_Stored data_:
--- start ---

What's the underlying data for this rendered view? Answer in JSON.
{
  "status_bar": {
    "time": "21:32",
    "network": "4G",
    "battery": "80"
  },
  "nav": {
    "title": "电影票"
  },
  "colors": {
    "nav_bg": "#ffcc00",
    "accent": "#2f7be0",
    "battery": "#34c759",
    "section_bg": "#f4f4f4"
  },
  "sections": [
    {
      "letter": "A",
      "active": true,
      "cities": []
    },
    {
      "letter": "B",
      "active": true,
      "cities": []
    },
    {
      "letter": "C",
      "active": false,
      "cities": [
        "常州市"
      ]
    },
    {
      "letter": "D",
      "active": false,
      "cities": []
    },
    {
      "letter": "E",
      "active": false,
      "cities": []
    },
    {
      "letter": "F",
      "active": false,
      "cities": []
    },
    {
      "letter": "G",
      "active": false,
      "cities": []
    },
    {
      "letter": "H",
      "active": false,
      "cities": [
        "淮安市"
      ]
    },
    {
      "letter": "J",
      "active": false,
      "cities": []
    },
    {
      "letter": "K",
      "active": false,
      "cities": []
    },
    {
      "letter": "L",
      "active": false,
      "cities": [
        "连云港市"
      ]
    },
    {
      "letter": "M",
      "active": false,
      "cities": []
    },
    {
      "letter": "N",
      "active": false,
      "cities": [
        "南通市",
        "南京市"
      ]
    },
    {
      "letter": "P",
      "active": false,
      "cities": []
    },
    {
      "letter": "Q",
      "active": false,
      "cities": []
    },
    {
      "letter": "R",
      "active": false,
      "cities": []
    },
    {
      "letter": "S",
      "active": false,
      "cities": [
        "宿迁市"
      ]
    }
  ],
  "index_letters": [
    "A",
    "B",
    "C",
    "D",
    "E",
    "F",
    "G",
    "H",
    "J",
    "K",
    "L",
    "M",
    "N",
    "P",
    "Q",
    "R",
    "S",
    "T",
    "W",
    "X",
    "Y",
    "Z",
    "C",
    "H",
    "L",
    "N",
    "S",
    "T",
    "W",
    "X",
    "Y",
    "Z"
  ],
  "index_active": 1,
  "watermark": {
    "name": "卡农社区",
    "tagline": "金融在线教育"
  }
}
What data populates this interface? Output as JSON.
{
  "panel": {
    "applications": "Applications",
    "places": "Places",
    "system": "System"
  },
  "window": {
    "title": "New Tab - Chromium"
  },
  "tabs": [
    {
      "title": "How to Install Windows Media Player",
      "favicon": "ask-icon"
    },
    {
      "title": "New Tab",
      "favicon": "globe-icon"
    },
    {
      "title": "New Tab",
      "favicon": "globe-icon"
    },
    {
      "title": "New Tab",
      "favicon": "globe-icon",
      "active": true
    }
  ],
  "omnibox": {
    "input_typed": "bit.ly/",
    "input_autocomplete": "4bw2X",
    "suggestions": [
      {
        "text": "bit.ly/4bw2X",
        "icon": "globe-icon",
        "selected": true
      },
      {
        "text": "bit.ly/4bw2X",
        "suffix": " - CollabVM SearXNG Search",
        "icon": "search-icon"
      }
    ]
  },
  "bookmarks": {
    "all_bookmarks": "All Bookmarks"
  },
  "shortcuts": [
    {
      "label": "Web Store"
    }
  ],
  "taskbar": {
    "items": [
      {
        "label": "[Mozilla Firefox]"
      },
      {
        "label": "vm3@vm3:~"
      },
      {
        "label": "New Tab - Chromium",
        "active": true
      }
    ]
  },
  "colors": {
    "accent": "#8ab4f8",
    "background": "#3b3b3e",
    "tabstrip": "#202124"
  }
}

--- end ---

_GIVEN PROBLEM_:
Find all lines where the word "globe" appears. Copy them.

_EXERCISE ANSWER_:
      "favicon": "globe-icon"
      "favicon": "globe-icon"
      "favicon": "globe-icon",
        "icon": "globe-icon",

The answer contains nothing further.